◆ DIRECTIONS: Wherever a line holds the string "should", copy that line.

◆ THE INPUT:
○ ○ ○

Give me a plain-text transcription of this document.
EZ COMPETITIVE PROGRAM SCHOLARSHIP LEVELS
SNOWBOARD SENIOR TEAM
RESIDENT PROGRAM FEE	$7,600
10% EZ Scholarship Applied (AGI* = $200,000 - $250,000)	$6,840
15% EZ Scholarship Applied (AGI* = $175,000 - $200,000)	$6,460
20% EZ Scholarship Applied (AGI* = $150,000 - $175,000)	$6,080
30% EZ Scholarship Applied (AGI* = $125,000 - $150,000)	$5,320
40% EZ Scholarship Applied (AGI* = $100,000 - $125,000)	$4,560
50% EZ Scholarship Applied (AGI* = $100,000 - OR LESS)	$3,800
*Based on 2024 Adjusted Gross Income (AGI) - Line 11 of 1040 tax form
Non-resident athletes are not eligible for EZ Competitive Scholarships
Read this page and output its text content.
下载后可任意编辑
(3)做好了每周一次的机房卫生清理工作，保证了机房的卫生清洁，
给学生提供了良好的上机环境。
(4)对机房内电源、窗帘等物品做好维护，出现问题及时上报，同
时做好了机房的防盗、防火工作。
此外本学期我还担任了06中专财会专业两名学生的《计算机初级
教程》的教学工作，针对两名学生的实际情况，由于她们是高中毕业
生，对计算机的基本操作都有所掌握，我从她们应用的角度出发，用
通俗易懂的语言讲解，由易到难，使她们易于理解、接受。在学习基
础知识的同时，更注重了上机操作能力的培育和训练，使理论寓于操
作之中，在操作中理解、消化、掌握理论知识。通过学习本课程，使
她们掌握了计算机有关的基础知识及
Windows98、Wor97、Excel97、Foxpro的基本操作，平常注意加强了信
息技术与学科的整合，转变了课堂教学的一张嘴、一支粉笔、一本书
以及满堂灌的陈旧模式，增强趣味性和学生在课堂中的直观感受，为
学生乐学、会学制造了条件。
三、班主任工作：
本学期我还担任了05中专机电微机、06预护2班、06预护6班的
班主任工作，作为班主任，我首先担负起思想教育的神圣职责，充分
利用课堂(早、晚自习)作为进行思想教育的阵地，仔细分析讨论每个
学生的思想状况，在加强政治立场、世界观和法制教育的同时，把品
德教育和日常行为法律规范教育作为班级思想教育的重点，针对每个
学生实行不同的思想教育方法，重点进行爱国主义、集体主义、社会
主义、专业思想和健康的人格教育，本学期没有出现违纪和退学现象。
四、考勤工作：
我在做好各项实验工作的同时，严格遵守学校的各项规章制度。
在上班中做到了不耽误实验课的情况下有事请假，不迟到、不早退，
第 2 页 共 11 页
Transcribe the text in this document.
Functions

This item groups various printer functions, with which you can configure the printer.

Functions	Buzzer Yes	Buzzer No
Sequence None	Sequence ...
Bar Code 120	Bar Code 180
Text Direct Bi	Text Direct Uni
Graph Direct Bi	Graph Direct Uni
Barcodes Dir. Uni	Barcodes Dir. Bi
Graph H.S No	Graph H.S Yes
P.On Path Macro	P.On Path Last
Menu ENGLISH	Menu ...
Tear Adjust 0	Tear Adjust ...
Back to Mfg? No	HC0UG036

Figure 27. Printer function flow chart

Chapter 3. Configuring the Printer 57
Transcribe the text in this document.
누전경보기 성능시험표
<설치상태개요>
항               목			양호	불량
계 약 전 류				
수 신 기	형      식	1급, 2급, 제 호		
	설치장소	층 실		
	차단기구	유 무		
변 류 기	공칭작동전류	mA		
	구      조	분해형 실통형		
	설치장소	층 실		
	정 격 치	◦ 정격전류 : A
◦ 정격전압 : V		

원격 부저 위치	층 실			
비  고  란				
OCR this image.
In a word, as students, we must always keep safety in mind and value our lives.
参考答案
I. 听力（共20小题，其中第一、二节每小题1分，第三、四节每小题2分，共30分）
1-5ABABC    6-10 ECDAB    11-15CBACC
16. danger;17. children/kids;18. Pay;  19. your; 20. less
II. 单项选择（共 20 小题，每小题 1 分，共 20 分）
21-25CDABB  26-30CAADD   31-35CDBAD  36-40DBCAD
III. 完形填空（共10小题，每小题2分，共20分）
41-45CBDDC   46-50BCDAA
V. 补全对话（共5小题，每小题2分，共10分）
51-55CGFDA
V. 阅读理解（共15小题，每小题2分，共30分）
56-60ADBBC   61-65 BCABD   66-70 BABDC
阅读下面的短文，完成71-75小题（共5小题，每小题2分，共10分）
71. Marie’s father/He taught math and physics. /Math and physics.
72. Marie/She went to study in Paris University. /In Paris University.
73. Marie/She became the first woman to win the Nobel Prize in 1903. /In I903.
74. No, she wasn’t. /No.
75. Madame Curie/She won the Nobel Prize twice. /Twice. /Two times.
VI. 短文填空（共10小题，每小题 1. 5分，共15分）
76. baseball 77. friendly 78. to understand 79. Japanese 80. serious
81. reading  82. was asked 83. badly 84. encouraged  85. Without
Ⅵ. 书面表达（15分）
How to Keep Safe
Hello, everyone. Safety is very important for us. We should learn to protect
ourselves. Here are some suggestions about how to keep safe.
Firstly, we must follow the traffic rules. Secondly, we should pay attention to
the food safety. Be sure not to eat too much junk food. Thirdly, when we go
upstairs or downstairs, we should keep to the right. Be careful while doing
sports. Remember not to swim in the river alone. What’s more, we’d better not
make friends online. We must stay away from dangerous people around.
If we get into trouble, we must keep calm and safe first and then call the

○ ○ ○

◆ RESPONSE:
Hello, everyone. Safety is very important for us. We should learn to protect
Firstly, we must follow the traffic rules. Secondly, we should pay attention to
upstairs or downstairs, we should keep to the right. Be careful while doing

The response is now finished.